Information provided –

^^^^

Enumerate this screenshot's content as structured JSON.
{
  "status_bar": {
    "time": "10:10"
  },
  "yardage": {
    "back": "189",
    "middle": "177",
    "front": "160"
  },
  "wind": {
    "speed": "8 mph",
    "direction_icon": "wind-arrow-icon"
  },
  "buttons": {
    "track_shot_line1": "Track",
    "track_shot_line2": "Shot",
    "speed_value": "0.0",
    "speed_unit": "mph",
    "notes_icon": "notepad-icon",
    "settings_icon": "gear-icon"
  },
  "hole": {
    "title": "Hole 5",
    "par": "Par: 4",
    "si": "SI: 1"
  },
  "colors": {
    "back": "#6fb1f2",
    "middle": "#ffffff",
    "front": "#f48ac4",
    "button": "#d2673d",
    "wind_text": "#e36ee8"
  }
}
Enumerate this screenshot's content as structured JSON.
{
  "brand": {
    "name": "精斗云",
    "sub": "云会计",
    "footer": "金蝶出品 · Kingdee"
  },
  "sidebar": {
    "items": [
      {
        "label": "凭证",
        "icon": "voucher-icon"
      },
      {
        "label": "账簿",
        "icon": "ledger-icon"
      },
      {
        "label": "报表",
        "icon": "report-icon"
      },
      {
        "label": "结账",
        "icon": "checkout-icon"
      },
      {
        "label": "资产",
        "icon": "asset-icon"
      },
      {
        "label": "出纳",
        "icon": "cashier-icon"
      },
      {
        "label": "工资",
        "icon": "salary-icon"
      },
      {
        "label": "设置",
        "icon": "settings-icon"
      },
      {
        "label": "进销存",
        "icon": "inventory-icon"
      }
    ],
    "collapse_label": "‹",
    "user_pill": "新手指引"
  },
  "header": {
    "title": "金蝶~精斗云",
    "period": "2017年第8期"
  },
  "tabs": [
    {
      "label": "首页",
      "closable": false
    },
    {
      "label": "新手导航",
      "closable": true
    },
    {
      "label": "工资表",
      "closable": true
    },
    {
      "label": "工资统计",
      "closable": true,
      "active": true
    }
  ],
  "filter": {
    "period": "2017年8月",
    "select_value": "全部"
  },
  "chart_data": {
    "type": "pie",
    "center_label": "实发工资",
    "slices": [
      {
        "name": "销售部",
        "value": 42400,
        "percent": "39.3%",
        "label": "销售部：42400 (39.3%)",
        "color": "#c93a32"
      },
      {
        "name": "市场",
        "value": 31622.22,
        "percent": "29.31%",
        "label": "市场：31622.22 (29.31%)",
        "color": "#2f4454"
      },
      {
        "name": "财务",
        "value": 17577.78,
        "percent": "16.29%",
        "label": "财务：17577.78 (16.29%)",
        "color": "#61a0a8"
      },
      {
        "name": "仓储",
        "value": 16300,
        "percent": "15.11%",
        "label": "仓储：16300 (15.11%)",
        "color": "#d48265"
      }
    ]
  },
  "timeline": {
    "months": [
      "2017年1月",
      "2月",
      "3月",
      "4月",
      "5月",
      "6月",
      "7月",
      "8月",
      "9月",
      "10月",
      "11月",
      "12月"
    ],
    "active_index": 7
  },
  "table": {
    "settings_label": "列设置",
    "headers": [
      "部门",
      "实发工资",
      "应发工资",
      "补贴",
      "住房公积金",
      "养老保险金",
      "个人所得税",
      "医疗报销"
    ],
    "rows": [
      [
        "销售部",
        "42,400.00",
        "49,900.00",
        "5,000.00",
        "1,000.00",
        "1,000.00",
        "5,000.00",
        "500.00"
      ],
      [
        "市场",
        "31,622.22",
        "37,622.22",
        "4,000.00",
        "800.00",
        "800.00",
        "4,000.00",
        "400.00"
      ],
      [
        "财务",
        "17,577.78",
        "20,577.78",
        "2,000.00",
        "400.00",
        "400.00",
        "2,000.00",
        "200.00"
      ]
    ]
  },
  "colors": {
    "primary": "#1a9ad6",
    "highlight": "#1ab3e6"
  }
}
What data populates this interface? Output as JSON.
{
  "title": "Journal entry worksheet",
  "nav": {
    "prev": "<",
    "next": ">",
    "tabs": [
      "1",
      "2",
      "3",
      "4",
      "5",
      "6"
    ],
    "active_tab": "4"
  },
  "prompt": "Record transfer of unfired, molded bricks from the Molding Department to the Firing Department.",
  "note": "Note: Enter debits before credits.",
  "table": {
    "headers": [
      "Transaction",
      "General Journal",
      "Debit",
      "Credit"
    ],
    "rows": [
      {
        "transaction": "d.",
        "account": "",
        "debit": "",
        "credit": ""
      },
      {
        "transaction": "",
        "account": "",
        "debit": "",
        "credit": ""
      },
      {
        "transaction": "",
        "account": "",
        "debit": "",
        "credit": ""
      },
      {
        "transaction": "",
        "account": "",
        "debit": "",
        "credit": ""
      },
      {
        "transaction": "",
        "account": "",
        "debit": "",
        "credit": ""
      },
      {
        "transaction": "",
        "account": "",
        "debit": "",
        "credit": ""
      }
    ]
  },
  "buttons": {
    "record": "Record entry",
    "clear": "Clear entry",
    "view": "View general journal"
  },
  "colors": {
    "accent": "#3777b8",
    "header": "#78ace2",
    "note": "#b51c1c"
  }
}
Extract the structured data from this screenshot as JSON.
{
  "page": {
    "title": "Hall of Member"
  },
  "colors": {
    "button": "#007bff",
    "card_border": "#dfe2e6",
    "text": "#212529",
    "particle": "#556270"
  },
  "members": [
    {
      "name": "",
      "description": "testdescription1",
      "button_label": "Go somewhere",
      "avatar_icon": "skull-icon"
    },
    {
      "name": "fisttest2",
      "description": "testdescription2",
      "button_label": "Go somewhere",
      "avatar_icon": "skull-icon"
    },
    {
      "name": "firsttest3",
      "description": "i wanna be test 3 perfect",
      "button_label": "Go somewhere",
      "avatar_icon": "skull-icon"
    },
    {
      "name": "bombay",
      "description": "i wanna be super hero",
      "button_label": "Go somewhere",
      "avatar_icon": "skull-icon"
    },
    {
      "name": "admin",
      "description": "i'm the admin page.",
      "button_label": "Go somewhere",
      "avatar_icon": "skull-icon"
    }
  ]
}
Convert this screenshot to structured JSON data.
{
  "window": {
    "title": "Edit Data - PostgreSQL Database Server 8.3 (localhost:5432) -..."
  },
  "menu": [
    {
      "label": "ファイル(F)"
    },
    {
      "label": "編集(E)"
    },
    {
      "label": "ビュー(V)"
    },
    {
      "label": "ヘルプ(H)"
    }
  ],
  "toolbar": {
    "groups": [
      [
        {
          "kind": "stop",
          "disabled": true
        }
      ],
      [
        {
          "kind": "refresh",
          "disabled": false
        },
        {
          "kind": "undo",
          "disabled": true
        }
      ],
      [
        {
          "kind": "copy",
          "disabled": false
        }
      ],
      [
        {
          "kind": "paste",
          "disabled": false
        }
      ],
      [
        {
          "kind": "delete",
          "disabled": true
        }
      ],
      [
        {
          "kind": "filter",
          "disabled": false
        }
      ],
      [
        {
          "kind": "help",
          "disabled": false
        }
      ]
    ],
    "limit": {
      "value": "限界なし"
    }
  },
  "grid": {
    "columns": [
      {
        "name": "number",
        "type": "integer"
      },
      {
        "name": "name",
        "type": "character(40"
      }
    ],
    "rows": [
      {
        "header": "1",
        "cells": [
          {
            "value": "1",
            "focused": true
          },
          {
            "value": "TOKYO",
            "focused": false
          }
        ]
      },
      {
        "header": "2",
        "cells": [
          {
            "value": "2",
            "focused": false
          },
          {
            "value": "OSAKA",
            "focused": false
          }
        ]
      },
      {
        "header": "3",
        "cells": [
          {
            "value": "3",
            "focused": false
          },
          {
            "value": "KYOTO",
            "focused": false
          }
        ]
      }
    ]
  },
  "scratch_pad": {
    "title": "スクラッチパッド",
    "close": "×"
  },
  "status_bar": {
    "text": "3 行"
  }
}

^^^^

What you have to do – Write all of the records out again exactly.

Answer to this task –
Enumerate this screenshot's content as structured JSON.
{
  "status_bar": {
    "time": "10:10"
  },
  "yardage": {
    "back": "189",
    "middle": "177",
    "front": "160"
  },
  "wind": {
    "speed": "8 mph",
    "direction_icon": "wind-arrow-icon"
  },
  "buttons": {
    "track_shot_line1": "Track",
    "track_shot_line2": "Shot",
    "speed_value": "0.0",
    "speed_unit": "mph",
    "notes_icon": "notepad-icon",
    "settings_icon": "gear-icon"
  },
  "hole": {
    "title": "Hole 5",
    "par": "Par: 4",
    "si": "SI: 1"
  },
  "colors": {
    "back": "#6fb1f2",
    "middle": "#ffffff",
    "front": "#f48ac4",
    "button": "#d2673d",
    "wind_text": "#e36ee8"
  }
}
Enumerate this screenshot's content as structured JSON.
{
  "brand": {
    "name": "精斗云",
    "sub": "云会计",
    "footer": "金蝶出品 · Kingdee"
  },
  "sidebar": {
    "items": [
      {
        "label": "凭证",
        "icon": "voucher-icon"
      },
      {
        "label": "账簿",
        "icon": "ledger-icon"
      },
      {
        "label": "报表",
        "icon": "report-icon"
      },
      {
        "label": "结账",
        "icon": "checkout-icon"
      },
      {
        "label": "资产",
        "icon": "asset-icon"
      },
      {
        "label": "出纳",
        "icon": "cashier-icon"
      },
      {
        "label": "工资",
        "icon": "salary-icon"
      },
      {
        "label": "设置",
        "icon": "settings-icon"
      },
      {
        "label": "进销存",
        "icon": "inventory-icon"
      }
    ],
    "collapse_label": "‹",
    "user_pill": "新手指引"
  },
  "header": {
    "title": "金蝶~精斗云",
    "period": "2017年第8期"
  },
  "tabs": [
    {
      "label": "首页",
      "closable": false
    },
    {
      "label": "新手导航",
      "closable": true
    },
    {
      "label": "工资表",
      "closable": true
    },
    {
      "label": "工资统计",
      "closable": true,
      "active": true
    }
  ],
  "filter": {
    "period": "2017年8月",
    "select_value": "全部"
  },
  "chart_data": {
    "type": "pie",
    "center_label": "实发工资",
    "slices": [
      {
        "name": "销售部",
        "value": 42400,
        "percent": "39.3%",
        "label": "销售部：42400 (39.3%)",
        "color": "#c93a32"
      },
      {
        "name": "市场",
        "value": 31622.22,
        "percent": "29.31%",
        "label": "市场：31622.22 (29.31%)",
        "color": "#2f4454"
      },
      {
        "name": "财务",
        "value": 17577.78,
        "percent": "16.29%",
        "label": "财务：17577.78 (16.29%)",
        "color": "#61a0a8"
      },
      {
        "name": "仓储",
        "value": 16300,
        "percent": "15.11%",
        "label": "仓储：16300 (15.11%)",
        "color": "#d48265"
      }
    ]
  },
  "timeline": {
    "months": [
      "2017年1月",
      "2月",
      "3月",
      "4月",
      "5月",
      "6月",
      "7月",
      "8月",
      "9月",
      "10月",
      "11月",
      "12月"
    ],
    "active_index": 7
  },
  "table": {
    "settings_label": "列设置",
    "headers": [
      "部门",
      "实发工资",
      "应发工资",
      "补贴",
      "住房公积金",
      "养老保险金",
      "个人所得税",
      "医疗报销"
    ],
    "rows": [
      [
        "销售部",
        "42,400.00",
        "49,900.00",
        "5,000.00",
        "1,000.00",
        "1,000.00",
        "5,000.00",
        "500.00"
      ],
      [
        "市场",
        "31,622.22",
        "37,622.22",
        "4,000.00",
        "800.00",
        "800.00",
        "4,000.00",
        "400.00"
      ],
      [
        "财务",
        "17,577.78",
        "20,577.78",
        "2,000.00",
        "400.00",
        "400.00",
        "2,000.00",
        "200.00"
      ]
    ]
  },
  "colors": {
    "primary": "#1a9ad6",
    "highlight": "#1ab3e6"
  }
}
What data populates this interface? Output as JSON.
{
  "title": "Journal entry worksheet",
  "nav": {
    "prev": "<",
    "next": ">",
    "tabs": [
      "1",
      "2",
      "3",
      "4",
      "5",
      "6"
    ],
    "active_tab": "4"
  },
  "prompt": "Record transfer of unfired, molded bricks from the Molding Department to the Firing Department.",
  "note": "Note: Enter debits before credits.",
  "table": {
    "headers": [
      "Transaction",
      "General Journal",
      "Debit",
      "Credit"
    ],
    "rows": [
      {
        "transaction": "d.",
        "account": "",
        "debit": "",
        "credit": ""
      },
      {
        "transaction": "",
        "account": "",
        "debit": "",
        "credit": ""
      },
      {
        "transaction": "",
        "account": "",
        "debit": "",
        "credit": ""
      },
      {
        "transaction": "",
        "account": "",
        "debit": "",
        "credit": ""
      },
      {
        "transaction": "",
        "account": "",
        "debit": "",
        "credit": ""
      },
      {
        "transaction": "",
        "account": "",
        "debit": "",
        "credit": ""
      }
    ]
  },
  "buttons": {
    "record": "Record entry",
    "clear": "Clear entry",
    "view": "View general journal"
  },
  "colors": {
    "accent": "#3777b8",
    "header": "#78ace2",
    "note": "#b51c1c"
  }
}
Extract the structured data from this screenshot as JSON.
{
  "page": {
    "title": "Hall of Member"
  },
  "colors": {
    "button": "#007bff",
    "card_border": "#dfe2e6",
    "text": "#212529",
    "particle": "#556270"
  },
  "members": [
    {
      "name": "",
      "description": "testdescription1",
      "button_label": "Go somewhere",
      "avatar_icon": "skull-icon"
    },
    {
      "name": "fisttest2",
      "description": "testdescription2",
      "button_label": "Go somewhere",
      "avatar_icon": "skull-icon"
    },
    {
      "name": "firsttest3",
      "description": "i wanna be test 3 perfect",
      "button_label": "Go somewhere",
      "avatar_icon": "skull-icon"
    },
    {
      "name": "bombay",
      "description": "i wanna be super hero",
      "button_label": "Go somewhere",
      "avatar_icon": "skull-icon"
    },
    {
      "name": "admin",
      "description": "i'm the admin page.",
      "button_label": "Go somewhere",
      "avatar_icon": "skull-icon"
    }
  ]
}
Convert this screenshot to structured JSON data.
{
  "window": {
    "title": "Edit Data - PostgreSQL Database Server 8.3 (localhost:5432) -..."
  },
  "menu": [
    {
      "label": "ファイル(F)"
    },
    {
      "label": "編集(E)"
    },
    {
      "label": "ビュー(V)"
    },
    {
      "label": "ヘルプ(H)"
    }
  ],
  "toolbar": {
    "groups": [
      [
        {
          "kind": "stop",
          "disabled": true
        }
      ],
      [
        {
          "kind": "refresh",
          "disabled": false
        },
        {
          "kind": "undo",
          "disabled": true
        }
      ],
      [
        {
          "kind": "copy",
          "disabled": false
        }
      ],
      [
        {
          "kind": "paste",
          "disabled": false
        }
      ],
      [
        {
          "kind": "delete",
          "disabled": true
        }
      ],
      [
        {
          "kind": "filter",
          "disabled": false
        }
      ],
      [
        {
          "kind": "help",
          "disabled": false
        }
      ]
    ],
    "limit": {
      "value": "限界なし"
    }
  },
  "grid": {
    "columns": [
      {
        "name": "number",
        "type": "integer"
      },
      {
        "name": "name",
        "type": "character(40"
      }
    ],
    "rows": [
      {
        "header": "1",
        "cells": [
          {
            "value": "1",
            "focused": true
          },
          {
            "value": "TOKYO",
            "focused": false
          }
        ]
      },
      {
        "header": "2",
        "cells": [
          {
            "value": "2",
            "focused": false
          },
          {
            "value": "OSAKA",
            "focused": false
          }
        ]
      },
      {
        "header": "3",
        "cells": [
          {
            "value": "3",
            "focused": false
          },
          {
            "value": "KYOTO",
            "focused": false
          }
        ]
      }
    ]
  },
  "scratch_pad": {
    "title": "スクラッチパッド",
    "close": "×"
  },
  "status_bar": {
    "text": "3 行"
  }
}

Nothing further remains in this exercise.